Short task. Quote the records that follow in full and exactly; leave out the pictures.

★ ★ ★ ★ ★ ★ ★

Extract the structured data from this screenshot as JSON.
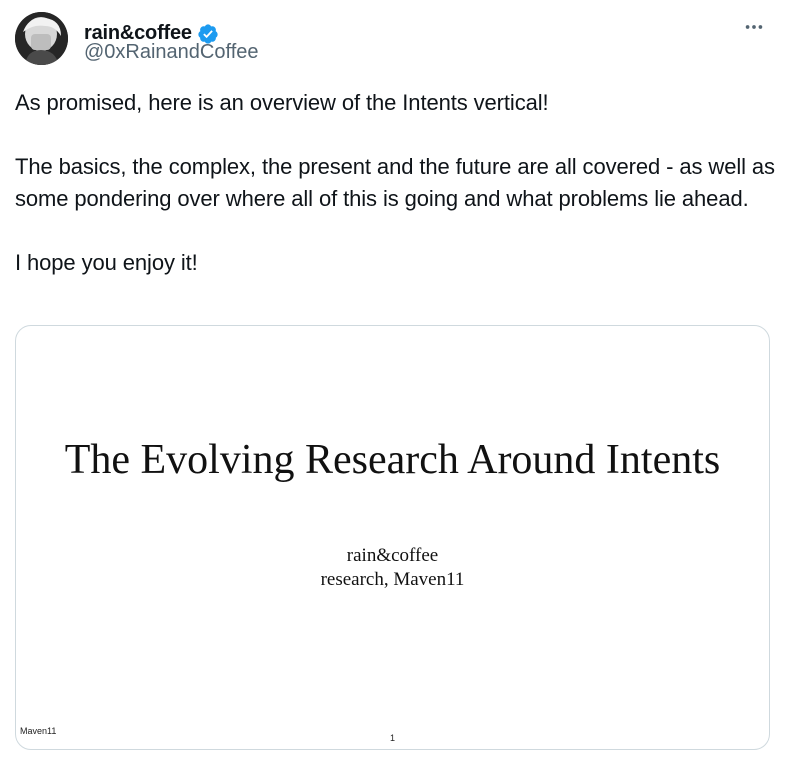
{
  "tweet": {
    "author": {
      "display_name": "rain&coffee",
      "handle": "@0xRainandCoffee",
      "verified": true,
      "verified_color": "#1d9bf0"
    },
    "more_icon": "more-horizontal-icon",
    "text": {
      "p1": "As promised, here is an overview of the Intents vertical!",
      "p2": "The basics, the complex, the present and the future are all covered - as well as some pondering over where all of this is going and what problems lie ahead.",
      "p3": "I hope you enjoy it!"
    },
    "media": {
      "slide_title": "The Evolving Research Around Intents",
      "author": "rain&coffee",
      "affiliation": "research, Maven11",
      "footer_left": "Maven11",
      "page_number": "1"
    }
  }
}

★ ★ ★ ★ ★ ★ ★

Output for this task.
Extract the structured data from this screenshot as JSON.
{
  "tweet": {
    "author": {
      "display_name": "rain&coffee",
      "handle": "@0xRainandCoffee",
      "verified": true,
      "verified_color": "#1d9bf0"
    },
    "more_icon": "more-horizontal-icon",
    "text": {
      "p1": "As promised, here is an overview of the Intents vertical!",
      "p2": "The basics, the complex, the present and the future are all covered - as well as some pondering over where all of this is going and what problems lie ahead.",
      "p3": "I hope you enjoy it!"
    },
    "media": {
      "slide_title": "The Evolving Research Around Intents",
      "author": "rain&coffee",
      "affiliation": "research, Maven11",
      "footer_left": "Maven11",
      "page_number": "1"
    }
  }
}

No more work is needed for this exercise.